* Exercise directions
Retype all of the entries word for word.

* The records
......
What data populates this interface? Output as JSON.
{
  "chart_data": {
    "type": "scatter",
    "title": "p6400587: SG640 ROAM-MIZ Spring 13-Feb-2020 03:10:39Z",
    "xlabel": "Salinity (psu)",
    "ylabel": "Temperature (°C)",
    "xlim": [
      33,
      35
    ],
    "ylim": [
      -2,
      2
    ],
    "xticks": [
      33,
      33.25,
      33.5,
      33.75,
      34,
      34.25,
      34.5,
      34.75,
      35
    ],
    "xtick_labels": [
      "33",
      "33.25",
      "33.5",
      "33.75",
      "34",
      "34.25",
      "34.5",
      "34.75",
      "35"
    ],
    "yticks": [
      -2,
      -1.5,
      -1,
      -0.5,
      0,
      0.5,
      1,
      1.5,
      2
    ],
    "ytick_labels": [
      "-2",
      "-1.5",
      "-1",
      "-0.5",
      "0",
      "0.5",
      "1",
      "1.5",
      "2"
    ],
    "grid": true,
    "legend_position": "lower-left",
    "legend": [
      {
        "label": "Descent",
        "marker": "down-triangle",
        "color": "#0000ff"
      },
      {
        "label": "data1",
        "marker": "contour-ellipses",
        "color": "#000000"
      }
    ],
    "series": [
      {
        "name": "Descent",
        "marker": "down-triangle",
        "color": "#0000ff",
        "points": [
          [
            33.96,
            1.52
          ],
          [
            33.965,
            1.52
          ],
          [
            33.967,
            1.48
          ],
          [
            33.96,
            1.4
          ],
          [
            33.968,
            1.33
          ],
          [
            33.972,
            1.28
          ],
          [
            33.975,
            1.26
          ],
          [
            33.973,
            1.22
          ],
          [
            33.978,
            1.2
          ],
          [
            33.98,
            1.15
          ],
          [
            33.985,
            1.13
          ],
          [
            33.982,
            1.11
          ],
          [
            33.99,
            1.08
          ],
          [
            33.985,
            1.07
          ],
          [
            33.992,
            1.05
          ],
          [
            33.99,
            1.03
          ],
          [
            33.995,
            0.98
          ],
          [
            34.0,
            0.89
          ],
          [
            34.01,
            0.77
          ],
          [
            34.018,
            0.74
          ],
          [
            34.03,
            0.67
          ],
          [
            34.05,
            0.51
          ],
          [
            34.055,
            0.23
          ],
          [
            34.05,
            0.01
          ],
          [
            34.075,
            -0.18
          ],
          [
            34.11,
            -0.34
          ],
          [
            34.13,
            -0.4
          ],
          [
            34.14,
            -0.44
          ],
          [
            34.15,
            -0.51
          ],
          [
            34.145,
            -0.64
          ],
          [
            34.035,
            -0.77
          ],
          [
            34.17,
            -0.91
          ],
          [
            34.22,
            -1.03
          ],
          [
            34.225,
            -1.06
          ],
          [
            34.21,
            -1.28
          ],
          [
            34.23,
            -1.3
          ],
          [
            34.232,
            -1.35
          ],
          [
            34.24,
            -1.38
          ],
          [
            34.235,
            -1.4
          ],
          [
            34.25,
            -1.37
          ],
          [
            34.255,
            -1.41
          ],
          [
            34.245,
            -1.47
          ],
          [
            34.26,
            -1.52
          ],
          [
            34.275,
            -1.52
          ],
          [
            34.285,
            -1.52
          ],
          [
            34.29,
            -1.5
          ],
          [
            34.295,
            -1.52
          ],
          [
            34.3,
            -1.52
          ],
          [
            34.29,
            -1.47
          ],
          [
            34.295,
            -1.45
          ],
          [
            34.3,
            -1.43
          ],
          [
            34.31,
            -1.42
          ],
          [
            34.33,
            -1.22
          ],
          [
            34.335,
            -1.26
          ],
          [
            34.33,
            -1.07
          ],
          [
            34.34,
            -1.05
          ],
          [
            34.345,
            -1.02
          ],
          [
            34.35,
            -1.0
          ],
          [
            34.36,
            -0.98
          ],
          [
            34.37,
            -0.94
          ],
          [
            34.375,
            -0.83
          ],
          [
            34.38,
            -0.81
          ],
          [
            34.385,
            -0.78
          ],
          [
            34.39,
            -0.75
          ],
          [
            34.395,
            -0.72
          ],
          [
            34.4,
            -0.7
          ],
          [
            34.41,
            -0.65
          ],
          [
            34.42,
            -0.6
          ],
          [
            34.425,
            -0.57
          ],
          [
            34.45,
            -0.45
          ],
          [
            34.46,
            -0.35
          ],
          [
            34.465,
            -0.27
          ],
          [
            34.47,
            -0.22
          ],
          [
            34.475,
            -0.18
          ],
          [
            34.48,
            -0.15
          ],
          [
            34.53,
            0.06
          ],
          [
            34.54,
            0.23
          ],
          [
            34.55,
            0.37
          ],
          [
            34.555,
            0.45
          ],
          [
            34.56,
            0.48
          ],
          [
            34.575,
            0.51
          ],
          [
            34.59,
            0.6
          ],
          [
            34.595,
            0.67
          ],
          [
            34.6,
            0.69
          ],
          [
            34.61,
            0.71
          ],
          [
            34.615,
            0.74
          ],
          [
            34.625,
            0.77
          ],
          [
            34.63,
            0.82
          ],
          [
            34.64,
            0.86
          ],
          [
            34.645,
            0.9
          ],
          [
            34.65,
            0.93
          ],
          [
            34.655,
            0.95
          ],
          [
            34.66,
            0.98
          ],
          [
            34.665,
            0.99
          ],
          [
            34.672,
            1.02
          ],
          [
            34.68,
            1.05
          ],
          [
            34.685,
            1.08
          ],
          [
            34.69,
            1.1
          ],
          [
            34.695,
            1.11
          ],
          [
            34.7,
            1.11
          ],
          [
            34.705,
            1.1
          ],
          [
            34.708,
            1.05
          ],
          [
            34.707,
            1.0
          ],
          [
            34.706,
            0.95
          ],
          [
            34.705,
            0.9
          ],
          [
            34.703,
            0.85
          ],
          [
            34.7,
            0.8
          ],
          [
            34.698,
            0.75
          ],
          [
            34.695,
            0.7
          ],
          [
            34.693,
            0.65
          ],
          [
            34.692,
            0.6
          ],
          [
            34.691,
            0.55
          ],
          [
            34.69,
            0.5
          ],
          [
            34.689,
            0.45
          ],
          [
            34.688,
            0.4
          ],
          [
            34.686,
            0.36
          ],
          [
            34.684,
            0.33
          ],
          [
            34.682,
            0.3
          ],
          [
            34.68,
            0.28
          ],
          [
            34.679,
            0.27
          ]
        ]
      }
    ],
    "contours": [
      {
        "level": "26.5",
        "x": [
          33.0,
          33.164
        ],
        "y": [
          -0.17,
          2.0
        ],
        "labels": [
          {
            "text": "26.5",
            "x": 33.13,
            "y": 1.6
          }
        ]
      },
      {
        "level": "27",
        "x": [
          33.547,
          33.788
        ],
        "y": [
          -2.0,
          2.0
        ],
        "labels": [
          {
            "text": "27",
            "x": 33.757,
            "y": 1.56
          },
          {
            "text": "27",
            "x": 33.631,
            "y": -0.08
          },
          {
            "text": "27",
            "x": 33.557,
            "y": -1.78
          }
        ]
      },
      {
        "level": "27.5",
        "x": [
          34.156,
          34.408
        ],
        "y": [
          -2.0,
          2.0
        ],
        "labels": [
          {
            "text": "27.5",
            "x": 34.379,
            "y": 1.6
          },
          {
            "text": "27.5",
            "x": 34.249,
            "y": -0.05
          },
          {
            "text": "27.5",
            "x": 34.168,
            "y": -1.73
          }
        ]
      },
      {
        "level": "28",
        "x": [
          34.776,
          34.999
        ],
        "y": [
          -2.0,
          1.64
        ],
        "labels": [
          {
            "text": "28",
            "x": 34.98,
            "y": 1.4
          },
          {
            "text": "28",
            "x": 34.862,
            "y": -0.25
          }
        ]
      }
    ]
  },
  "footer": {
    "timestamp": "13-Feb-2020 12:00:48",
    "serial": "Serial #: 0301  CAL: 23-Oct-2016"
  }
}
......
* Written solution
What data populates this interface? Output as JSON.
{
  "chart_data": {
    "type": "scatter",
    "title": "p6400587: SG640 ROAM-MIZ Spring 13-Feb-2020 03:10:39Z",
    "xlabel": "Salinity (psu)",
    "ylabel": "Temperature (°C)",
    "xlim": [
      33,
      35
    ],
    "ylim": [
      -2,
      2
    ],
    "xticks": [
      33,
      33.25,
      33.5,
      33.75,
      34,
      34.25,
      34.5,
      34.75,
      35
    ],
    "xtick_labels": [
      "33",
      "33.25",
      "33.5",
      "33.75",
      "34",
      "34.25",
      "34.5",
      "34.75",
      "35"
    ],
    "yticks": [
      -2,
      -1.5,
      -1,
      -0.5,
      0,
      0.5,
      1,
      1.5,
      2
    ],
    "ytick_labels": [
      "-2",
      "-1.5",
      "-1",
      "-0.5",
      "0",
      "0.5",
      "1",
      "1.5",
      "2"
    ],
    "grid": true,
    "legend_position": "lower-left",
    "legend": [
      {
        "label": "Descent",
        "marker": "down-triangle",
        "color": "#0000ff"
      },
      {
        "label": "data1",
        "marker": "contour-ellipses",
        "color": "#000000"
      }
    ],
    "series": [
      {
        "name": "Descent",
        "marker": "down-triangle",
        "color": "#0000ff",
        "points": [
          [
            33.96,
            1.52
          ],
          [
            33.965,
            1.52
          ],
          [
            33.967,
            1.48
          ],
          [
            33.96,
            1.4
          ],
          [
            33.968,
            1.33
          ],
          [
            33.972,
            1.28
          ],
          [
            33.975,
            1.26
          ],
          [
            33.973,
            1.22
          ],
          [
            33.978,
            1.2
          ],
          [
            33.98,
            1.15
          ],
          [
            33.985,
            1.13
          ],
          [
            33.982,
            1.11
          ],
          [
            33.99,
            1.08
          ],
          [
            33.985,
            1.07
          ],
          [
            33.992,
            1.05
          ],
          [
            33.99,
            1.03
          ],
          [
            33.995,
            0.98
          ],
          [
            34.0,
            0.89
          ],
          [
            34.01,
            0.77
          ],
          [
            34.018,
            0.74
          ],
          [
            34.03,
            0.67
          ],
          [
            34.05,
            0.51
          ],
          [
            34.055,
            0.23
          ],
          [
            34.05,
            0.01
          ],
          [
            34.075,
            -0.18
          ],
          [
            34.11,
            -0.34
          ],
          [
            34.13,
            -0.4
          ],
          [
            34.14,
            -0.44
          ],
          [
            34.15,
            -0.51
          ],
          [
            34.145,
            -0.64
          ],
          [
            34.035,
            -0.77
          ],
          [
            34.17,
            -0.91
          ],
          [
            34.22,
            -1.03
          ],
          [
            34.225,
            -1.06
          ],
          [
            34.21,
            -1.28
          ],
          [
            34.23,
            -1.3
          ],
          [
            34.232,
            -1.35
          ],
          [
            34.24,
            -1.38
          ],
          [
            34.235,
            -1.4
          ],
          [
            34.25,
            -1.37
          ],
          [
            34.255,
            -1.41
          ],
          [
            34.245,
            -1.47
          ],
          [
            34.26,
            -1.52
          ],
          [
            34.275,
            -1.52
          ],
          [
            34.285,
            -1.52
          ],
          [
            34.29,
            -1.5
          ],
          [
            34.295,
            -1.52
          ],
          [
            34.3,
            -1.52
          ],
          [
            34.29,
            -1.47
          ],
          [
            34.295,
            -1.45
          ],
          [
            34.3,
            -1.43
          ],
          [
            34.31,
            -1.42
          ],
          [
            34.33,
            -1.22
          ],
          [
            34.335,
            -1.26
          ],
          [
            34.33,
            -1.07
          ],
          [
            34.34,
            -1.05
          ],
          [
            34.345,
            -1.02
          ],
          [
            34.35,
            -1.0
          ],
          [
            34.36,
            -0.98
          ],
          [
            34.37,
            -0.94
          ],
          [
            34.375,
            -0.83
          ],
          [
            34.38,
            -0.81
          ],
          [
            34.385,
            -0.78
          ],
          [
            34.39,
            -0.75
          ],
          [
            34.395,
            -0.72
          ],
          [
            34.4,
            -0.7
          ],
          [
            34.41,
            -0.65
          ],
          [
            34.42,
            -0.6
          ],
          [
            34.425,
            -0.57
          ],
          [
            34.45,
            -0.45
          ],
          [
            34.46,
            -0.35
          ],
          [
            34.465,
            -0.27
          ],
          [
            34.47,
            -0.22
          ],
          [
            34.475,
            -0.18
          ],
          [
            34.48,
            -0.15
          ],
          [
            34.53,
            0.06
          ],
          [
            34.54,
            0.23
          ],
          [
            34.55,
            0.37
          ],
          [
            34.555,
            0.45
          ],
          [
            34.56,
            0.48
          ],
          [
            34.575,
            0.51
          ],
          [
            34.59,
            0.6
          ],
          [
            34.595,
            0.67
          ],
          [
            34.6,
            0.69
          ],
          [
            34.61,
            0.71
          ],
          [
            34.615,
            0.74
          ],
          [
            34.625,
            0.77
          ],
          [
            34.63,
            0.82
          ],
          [
            34.64,
            0.86
          ],
          [
            34.645,
            0.9
          ],
          [
            34.65,
            0.93
          ],
          [
            34.655,
            0.95
          ],
          [
            34.66,
            0.98
          ],
          [
            34.665,
            0.99
          ],
          [
            34.672,
            1.02
          ],
          [
            34.68,
            1.05
          ],
          [
            34.685,
            1.08
          ],
          [
            34.69,
            1.1
          ],
          [
            34.695,
            1.11
          ],
          [
            34.7,
            1.11
          ],
          [
            34.705,
            1.1
          ],
          [
            34.708,
            1.05
          ],
          [
            34.707,
            1.0
          ],
          [
            34.706,
            0.95
          ],
          [
            34.705,
            0.9
          ],
          [
            34.703,
            0.85
          ],
          [
            34.7,
            0.8
          ],
          [
            34.698,
            0.75
          ],
          [
            34.695,
            0.7
          ],
          [
            34.693,
            0.65
          ],
          [
            34.692,
            0.6
          ],
          [
            34.691,
            0.55
          ],
          [
            34.69,
            0.5
          ],
          [
            34.689,
            0.45
          ],
          [
            34.688,
            0.4
          ],
          [
            34.686,
            0.36
          ],
          [
            34.684,
            0.33
          ],
          [
            34.682,
            0.3
          ],
          [
            34.68,
            0.28
          ],
          [
            34.679,
            0.27
          ]
        ]
      }
    ],
    "contours": [
      {
        "level": "26.5",
        "x": [
          33.0,
          33.164
        ],
        "y": [
          -0.17,
          2.0
        ],
        "labels": [
          {
            "text": "26.5",
            "x": 33.13,
            "y": 1.6
          }
        ]
      },
      {
        "level": "27",
        "x": [
          33.547,
          33.788
        ],
        "y": [
          -2.0,
          2.0
        ],
        "labels": [
          {
            "text": "27",
            "x": 33.757,
            "y": 1.56
          },
          {
            "text": "27",
            "x": 33.631,
            "y": -0.08
          },
          {
            "text": "27",
            "x": 33.557,
            "y": -1.78
          }
        ]
      },
      {
        "level": "27.5",
        "x": [
          34.156,
          34.408
        ],
        "y": [
          -2.0,
          2.0
        ],
        "labels": [
          {
            "text": "27.5",
            "x": 34.379,
            "y": 1.6
          },
          {
            "text": "27.5",
            "x": 34.249,
            "y": -0.05
          },
          {
            "text": "27.5",
            "x": 34.168,
            "y": -1.73
          }
        ]
      },
      {
        "level": "28",
        "x": [
          34.776,
          34.999
        ],
        "y": [
          -2.0,
          1.64
        ],
        "labels": [
          {
            "text": "28",
            "x": 34.98,
            "y": 1.4
          },
          {
            "text": "28",
            "x": 34.862,
            "y": -0.25
          }
        ]
      }
    ]
  },
  "footer": {
    "timestamp": "13-Feb-2020 12:00:48",
    "serial": "Serial #: 0301  CAL: 23-Oct-2016"
  }
}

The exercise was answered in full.